● Material for the task:

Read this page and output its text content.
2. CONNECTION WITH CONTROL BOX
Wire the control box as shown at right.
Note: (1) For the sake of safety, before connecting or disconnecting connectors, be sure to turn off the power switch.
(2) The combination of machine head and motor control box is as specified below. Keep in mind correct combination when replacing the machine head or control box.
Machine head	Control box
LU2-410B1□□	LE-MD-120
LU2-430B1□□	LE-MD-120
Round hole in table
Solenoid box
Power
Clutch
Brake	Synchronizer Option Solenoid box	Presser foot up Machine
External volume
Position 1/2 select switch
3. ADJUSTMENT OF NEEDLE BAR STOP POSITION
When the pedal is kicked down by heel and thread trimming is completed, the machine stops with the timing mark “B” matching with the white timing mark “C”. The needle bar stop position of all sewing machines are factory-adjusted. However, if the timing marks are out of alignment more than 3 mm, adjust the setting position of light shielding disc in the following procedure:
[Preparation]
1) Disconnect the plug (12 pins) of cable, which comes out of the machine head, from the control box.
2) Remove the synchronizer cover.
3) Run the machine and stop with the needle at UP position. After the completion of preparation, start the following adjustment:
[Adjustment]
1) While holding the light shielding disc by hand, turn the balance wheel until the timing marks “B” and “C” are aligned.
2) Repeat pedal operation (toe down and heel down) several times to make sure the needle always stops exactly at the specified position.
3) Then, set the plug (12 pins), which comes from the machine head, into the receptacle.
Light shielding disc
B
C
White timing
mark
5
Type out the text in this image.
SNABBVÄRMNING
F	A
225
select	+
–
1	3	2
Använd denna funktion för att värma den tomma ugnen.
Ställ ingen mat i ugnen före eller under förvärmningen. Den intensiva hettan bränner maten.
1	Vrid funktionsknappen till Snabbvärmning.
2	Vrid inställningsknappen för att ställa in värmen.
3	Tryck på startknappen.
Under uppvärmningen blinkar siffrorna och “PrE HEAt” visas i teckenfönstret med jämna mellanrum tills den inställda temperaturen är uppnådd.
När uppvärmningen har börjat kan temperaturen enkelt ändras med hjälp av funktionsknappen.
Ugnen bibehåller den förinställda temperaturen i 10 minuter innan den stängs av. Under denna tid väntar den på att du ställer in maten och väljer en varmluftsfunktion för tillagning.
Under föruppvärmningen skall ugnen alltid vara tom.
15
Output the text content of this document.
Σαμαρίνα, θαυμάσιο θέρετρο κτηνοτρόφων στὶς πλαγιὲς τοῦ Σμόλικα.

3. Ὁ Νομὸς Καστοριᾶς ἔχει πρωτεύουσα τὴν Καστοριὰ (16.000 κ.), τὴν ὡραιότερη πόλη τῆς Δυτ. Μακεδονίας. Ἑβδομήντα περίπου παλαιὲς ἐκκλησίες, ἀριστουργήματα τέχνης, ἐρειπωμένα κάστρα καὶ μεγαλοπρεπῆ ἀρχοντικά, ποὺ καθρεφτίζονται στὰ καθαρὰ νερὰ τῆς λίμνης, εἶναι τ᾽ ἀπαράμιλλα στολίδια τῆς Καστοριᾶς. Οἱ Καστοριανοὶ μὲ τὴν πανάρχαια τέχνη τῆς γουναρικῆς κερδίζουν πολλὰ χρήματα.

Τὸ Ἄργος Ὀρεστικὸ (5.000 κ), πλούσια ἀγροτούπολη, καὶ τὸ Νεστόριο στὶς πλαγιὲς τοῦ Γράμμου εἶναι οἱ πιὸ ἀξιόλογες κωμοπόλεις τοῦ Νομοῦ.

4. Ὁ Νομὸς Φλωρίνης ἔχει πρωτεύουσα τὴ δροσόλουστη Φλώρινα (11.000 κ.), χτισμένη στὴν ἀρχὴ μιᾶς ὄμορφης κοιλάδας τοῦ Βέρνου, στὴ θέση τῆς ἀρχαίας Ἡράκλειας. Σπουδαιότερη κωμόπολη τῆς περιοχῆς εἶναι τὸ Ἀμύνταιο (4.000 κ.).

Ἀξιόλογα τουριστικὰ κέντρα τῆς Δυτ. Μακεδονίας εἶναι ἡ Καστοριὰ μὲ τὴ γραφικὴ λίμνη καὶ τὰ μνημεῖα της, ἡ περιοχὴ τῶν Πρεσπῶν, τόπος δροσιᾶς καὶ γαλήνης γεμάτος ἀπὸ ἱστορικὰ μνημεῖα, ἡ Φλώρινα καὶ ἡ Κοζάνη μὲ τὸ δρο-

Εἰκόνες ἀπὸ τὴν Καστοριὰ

● Stated exercise:
Search the records for the word "turn". Copy every line that has it.

● In response:
Note: (1) For the sake of safety, before connecting or disconnecting connectors, be sure to turn off the power switch.
1) While holding the light shielding disc by hand, turn the balance wheel until the timing marks “B” and “C” are aligned.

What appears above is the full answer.